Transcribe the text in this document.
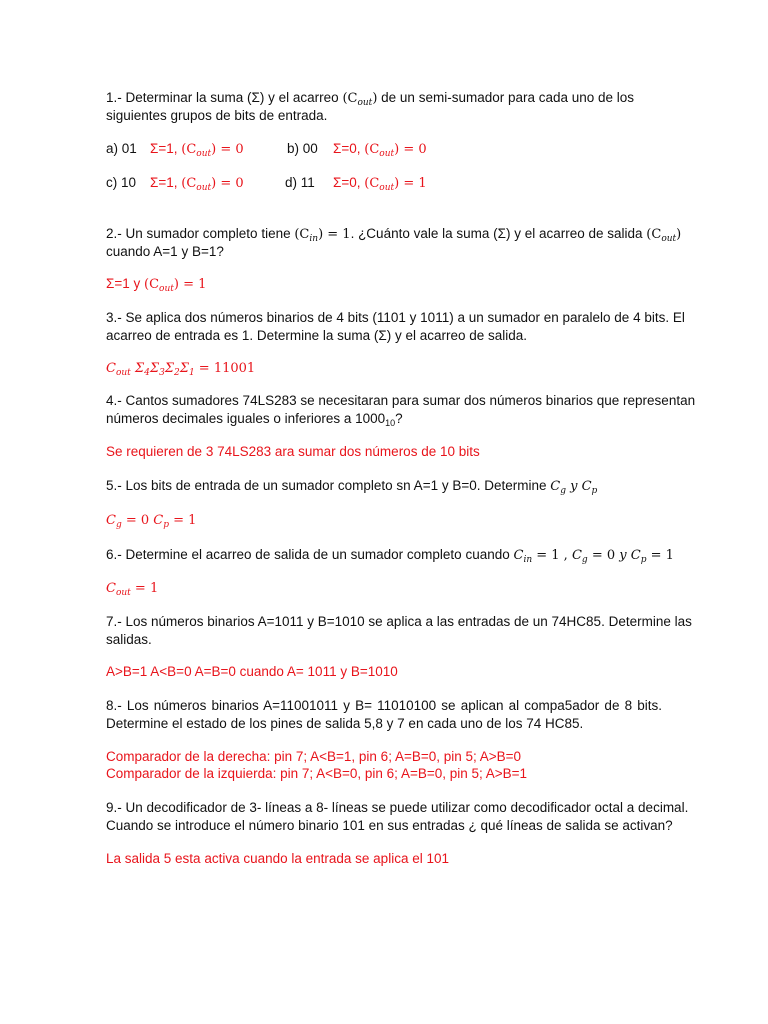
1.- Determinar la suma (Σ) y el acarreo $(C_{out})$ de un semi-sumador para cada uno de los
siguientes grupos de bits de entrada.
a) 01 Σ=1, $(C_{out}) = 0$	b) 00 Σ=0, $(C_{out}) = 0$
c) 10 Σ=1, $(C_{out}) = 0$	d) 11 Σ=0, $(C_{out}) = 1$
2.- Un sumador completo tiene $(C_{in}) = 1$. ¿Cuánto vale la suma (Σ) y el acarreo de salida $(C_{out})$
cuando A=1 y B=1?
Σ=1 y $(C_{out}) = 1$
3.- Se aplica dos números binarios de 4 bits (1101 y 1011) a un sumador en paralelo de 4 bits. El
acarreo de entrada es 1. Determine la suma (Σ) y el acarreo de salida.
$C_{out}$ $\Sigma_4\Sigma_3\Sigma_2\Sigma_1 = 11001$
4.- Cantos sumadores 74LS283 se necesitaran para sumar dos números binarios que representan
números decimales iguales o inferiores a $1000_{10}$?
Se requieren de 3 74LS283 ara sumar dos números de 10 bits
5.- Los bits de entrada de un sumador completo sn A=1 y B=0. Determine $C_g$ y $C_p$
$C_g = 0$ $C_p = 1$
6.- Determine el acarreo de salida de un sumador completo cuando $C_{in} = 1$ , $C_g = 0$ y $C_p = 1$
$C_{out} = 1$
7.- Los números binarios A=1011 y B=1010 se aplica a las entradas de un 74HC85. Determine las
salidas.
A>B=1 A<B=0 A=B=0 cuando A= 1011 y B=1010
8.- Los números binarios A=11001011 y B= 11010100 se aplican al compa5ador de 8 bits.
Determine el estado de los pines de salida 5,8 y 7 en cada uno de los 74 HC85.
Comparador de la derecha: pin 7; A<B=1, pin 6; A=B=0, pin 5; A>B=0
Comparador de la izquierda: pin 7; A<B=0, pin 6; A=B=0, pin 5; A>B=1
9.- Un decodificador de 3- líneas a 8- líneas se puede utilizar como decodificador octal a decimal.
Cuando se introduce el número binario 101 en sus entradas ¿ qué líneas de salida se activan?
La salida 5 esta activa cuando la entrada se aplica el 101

* * *

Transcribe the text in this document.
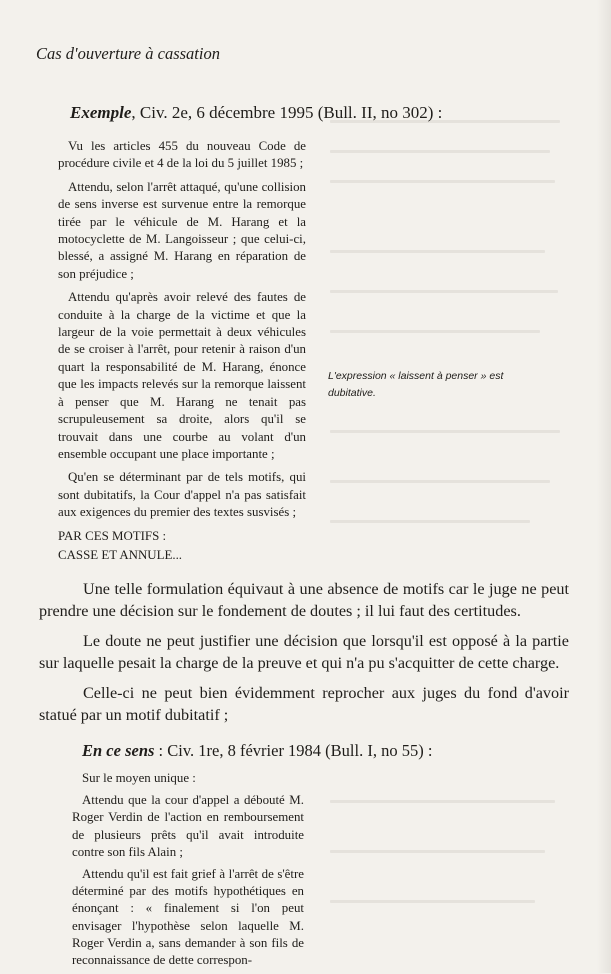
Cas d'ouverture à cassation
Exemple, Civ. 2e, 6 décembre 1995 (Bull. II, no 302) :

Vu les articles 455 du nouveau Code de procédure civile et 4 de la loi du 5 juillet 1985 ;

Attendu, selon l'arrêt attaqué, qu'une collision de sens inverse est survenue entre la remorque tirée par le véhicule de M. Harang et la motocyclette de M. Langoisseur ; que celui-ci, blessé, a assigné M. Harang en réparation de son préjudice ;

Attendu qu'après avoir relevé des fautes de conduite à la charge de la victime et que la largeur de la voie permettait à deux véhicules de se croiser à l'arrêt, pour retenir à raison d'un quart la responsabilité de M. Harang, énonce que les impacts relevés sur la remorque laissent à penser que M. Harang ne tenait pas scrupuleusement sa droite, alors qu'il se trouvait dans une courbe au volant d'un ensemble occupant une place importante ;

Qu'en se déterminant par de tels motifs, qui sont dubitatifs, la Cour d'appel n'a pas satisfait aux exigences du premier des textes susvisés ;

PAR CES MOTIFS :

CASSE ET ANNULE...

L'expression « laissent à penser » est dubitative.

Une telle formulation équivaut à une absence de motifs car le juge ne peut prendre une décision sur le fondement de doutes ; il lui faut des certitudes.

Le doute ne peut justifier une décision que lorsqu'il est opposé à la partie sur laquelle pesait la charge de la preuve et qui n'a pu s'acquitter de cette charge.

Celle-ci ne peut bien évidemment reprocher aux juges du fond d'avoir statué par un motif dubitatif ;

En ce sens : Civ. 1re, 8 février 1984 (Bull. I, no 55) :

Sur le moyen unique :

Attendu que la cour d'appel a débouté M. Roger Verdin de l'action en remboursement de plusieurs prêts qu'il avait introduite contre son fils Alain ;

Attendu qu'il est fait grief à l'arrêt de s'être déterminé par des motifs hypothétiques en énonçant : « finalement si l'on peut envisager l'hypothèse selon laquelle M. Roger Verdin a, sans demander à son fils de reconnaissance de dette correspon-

OBJECTIVE:
Return each line with "Comparador".

EXPECTED ANSWER:
Comparador de la derecha: pin 7; A<B=1, pin 6; A=B=0, pin 5; A>B=0
Comparador de la izquierda: pin 7; A<B=0, pin 6; A=B=0, pin 5; A>B=1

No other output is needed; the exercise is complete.